### WRITTEN REQUEST
Show all lines holding "peace".

Recorded data:

## Begin

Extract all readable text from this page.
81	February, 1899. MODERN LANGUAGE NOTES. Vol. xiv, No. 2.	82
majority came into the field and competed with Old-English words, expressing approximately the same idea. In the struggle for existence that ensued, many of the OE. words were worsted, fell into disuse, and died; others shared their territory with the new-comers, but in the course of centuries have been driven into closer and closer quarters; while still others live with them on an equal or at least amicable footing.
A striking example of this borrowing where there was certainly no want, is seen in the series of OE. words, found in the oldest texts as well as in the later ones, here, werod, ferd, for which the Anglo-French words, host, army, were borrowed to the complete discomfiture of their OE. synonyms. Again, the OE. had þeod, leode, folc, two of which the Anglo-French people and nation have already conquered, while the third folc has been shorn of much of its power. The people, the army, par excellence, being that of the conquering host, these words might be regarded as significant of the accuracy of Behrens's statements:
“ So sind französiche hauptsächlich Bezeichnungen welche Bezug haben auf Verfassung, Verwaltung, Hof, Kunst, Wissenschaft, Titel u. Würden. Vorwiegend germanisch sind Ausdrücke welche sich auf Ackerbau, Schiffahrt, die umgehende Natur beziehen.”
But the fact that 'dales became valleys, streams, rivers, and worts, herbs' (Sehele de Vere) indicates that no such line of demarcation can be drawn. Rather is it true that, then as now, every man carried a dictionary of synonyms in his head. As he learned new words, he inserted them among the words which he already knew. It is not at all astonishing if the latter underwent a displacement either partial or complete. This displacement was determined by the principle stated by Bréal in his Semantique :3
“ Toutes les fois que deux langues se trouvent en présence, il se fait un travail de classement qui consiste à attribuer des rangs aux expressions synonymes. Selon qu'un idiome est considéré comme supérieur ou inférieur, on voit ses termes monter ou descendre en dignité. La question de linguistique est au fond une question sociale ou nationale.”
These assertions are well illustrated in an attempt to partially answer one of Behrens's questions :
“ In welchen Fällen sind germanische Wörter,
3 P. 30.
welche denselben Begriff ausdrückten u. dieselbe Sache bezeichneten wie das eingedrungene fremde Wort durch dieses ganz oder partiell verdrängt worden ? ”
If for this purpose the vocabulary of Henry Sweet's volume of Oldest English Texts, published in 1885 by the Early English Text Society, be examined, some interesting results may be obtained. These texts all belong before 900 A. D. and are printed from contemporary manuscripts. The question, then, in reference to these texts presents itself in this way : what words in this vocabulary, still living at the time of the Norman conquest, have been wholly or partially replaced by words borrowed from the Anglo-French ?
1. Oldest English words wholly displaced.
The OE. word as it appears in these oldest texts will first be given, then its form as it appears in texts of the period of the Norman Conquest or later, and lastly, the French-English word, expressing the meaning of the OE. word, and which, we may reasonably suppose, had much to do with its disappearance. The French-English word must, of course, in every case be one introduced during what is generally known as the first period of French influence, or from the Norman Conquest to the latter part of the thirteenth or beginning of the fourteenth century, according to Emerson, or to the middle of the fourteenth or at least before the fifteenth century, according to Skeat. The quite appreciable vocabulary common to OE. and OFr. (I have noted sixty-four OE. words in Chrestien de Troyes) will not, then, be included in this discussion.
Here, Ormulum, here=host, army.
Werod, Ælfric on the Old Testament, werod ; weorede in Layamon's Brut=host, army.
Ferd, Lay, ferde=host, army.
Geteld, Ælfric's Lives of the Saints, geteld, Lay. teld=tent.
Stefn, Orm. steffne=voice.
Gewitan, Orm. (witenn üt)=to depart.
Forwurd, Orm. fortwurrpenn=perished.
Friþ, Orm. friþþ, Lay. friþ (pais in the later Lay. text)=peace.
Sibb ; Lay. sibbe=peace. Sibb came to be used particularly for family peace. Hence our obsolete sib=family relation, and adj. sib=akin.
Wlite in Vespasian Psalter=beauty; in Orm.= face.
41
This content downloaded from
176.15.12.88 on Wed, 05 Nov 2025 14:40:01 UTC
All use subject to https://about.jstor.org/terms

## End

### REPLY TO THE EXERCISE
Friþ, Orm. friþþ, Lay. friþ (pais in the later Lay. text)=peace.
Sibb ; Lay. sibbe=peace. Sibb came to be used particularly for family peace. Hence our obsolete sib=family relation, and adj. sib=akin.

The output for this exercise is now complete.